## BEGIN Record list
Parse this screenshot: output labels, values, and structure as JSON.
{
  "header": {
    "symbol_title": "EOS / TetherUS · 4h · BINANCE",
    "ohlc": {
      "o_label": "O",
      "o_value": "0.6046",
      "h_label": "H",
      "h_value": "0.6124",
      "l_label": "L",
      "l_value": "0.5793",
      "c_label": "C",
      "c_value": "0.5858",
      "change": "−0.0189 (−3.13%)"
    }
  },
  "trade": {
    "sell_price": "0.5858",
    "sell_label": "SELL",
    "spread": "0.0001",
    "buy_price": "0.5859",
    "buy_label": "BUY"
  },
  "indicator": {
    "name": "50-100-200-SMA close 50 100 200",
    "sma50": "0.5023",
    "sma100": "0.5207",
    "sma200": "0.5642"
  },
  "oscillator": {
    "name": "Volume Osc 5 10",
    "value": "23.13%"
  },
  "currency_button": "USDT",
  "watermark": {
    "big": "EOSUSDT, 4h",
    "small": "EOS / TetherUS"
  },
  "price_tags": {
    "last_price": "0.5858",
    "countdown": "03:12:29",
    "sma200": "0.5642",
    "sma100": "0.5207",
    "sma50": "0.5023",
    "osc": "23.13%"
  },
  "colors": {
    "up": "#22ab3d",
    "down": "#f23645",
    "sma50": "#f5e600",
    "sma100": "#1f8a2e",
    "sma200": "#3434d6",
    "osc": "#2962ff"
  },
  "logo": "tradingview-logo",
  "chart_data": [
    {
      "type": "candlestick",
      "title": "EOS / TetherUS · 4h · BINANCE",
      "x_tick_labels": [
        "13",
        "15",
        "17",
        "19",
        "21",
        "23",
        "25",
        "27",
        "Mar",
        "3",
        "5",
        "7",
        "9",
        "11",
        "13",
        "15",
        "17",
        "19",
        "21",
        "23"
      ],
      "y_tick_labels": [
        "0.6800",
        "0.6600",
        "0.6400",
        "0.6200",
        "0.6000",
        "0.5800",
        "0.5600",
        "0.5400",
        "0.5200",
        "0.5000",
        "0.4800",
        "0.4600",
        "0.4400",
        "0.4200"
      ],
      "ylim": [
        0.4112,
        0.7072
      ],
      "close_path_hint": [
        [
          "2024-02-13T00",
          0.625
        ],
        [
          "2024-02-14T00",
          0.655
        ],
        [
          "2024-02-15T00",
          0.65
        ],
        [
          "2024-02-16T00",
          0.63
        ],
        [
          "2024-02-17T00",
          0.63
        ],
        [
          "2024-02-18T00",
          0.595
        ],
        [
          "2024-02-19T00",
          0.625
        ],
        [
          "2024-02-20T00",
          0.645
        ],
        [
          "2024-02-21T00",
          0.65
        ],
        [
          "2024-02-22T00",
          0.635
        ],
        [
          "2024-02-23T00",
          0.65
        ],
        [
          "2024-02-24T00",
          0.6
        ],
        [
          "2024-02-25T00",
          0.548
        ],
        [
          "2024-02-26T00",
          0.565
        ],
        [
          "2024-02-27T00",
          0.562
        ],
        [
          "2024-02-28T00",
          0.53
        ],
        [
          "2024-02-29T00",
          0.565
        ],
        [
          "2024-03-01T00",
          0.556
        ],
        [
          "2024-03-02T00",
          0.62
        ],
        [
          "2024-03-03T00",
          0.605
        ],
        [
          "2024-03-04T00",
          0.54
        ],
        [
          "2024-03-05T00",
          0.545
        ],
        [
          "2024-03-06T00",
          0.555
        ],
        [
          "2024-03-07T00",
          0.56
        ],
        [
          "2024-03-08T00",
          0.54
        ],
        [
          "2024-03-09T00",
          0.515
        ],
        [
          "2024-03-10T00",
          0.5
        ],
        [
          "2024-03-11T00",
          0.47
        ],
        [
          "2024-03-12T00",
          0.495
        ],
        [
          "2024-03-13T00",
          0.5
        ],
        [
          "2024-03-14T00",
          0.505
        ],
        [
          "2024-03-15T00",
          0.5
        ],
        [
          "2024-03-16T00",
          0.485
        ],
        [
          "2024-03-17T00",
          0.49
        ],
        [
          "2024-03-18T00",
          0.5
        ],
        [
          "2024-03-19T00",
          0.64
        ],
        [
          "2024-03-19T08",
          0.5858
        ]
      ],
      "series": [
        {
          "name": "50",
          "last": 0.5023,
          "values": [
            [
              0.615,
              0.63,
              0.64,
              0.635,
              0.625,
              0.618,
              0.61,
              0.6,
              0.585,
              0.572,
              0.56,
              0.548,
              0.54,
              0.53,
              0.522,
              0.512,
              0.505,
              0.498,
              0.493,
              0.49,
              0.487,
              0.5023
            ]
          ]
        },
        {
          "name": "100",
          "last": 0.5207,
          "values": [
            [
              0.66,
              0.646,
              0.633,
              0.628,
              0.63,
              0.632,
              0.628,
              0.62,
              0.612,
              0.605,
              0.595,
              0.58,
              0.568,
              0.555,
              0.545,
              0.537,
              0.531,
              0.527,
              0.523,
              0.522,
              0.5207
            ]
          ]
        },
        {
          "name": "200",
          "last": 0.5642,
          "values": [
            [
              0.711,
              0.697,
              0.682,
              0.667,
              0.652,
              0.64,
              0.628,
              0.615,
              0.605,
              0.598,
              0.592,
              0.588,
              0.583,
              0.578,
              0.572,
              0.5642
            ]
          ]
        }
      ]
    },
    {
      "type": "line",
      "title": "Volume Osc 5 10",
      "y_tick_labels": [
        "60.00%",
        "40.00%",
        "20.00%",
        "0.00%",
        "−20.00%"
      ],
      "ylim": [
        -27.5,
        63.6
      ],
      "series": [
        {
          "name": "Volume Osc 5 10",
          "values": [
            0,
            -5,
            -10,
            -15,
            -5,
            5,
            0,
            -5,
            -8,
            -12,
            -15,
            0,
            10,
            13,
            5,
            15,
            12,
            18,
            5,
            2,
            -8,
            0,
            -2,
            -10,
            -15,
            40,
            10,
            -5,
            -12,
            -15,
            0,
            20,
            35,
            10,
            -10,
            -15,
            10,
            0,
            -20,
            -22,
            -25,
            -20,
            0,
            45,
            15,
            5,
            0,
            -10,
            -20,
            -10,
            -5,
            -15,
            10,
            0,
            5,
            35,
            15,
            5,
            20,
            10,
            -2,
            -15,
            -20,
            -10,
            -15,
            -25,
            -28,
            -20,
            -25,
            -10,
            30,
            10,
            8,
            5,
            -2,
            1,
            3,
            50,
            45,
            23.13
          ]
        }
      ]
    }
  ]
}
## END Record list
## BEGIN Record list
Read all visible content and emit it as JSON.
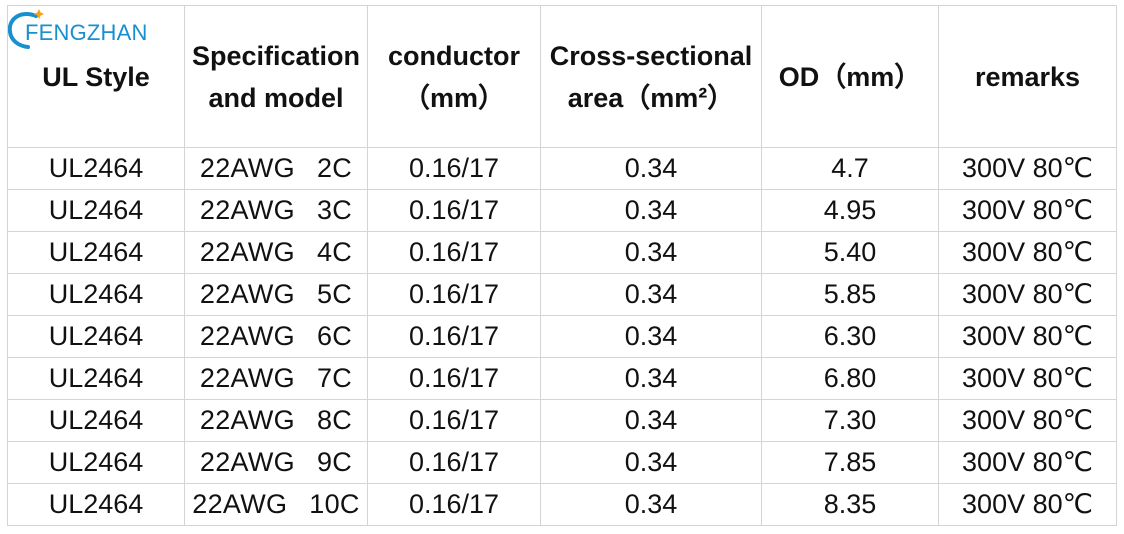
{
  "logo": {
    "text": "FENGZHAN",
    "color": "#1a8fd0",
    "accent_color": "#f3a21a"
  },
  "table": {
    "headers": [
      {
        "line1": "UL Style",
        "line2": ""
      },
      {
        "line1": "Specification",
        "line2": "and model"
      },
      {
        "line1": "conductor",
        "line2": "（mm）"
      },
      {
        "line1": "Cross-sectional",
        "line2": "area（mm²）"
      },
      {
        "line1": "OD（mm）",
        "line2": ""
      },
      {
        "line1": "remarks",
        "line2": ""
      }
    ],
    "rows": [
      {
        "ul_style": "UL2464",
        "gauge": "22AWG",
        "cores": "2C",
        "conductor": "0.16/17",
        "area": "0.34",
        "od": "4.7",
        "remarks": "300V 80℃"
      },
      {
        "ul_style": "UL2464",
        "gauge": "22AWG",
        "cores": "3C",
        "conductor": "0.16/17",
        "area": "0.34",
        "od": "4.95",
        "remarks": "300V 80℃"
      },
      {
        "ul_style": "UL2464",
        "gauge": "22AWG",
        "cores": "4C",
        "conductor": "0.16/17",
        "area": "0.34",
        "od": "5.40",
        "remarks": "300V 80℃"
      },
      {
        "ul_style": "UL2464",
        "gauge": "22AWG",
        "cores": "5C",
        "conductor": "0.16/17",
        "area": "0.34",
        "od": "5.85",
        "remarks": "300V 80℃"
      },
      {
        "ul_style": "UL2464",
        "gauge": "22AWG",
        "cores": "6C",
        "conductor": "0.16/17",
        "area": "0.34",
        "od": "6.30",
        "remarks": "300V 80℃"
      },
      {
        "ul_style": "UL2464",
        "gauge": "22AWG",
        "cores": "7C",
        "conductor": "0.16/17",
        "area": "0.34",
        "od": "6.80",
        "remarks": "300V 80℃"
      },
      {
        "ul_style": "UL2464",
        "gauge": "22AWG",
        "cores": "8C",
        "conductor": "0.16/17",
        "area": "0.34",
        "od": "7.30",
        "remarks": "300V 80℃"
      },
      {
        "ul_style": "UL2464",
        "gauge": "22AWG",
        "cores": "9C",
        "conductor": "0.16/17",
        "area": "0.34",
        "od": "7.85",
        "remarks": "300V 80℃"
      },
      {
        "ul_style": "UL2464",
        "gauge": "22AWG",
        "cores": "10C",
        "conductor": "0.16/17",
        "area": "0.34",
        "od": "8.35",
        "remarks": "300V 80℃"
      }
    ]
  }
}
## END Record list
### Objective
Pick out every line holding the string "Volume" and return it.

### Complete response
    "name": "Volume Osc 5 10",
      "title": "Volume Osc 5 10",
          "name": "Volume Osc 5 10",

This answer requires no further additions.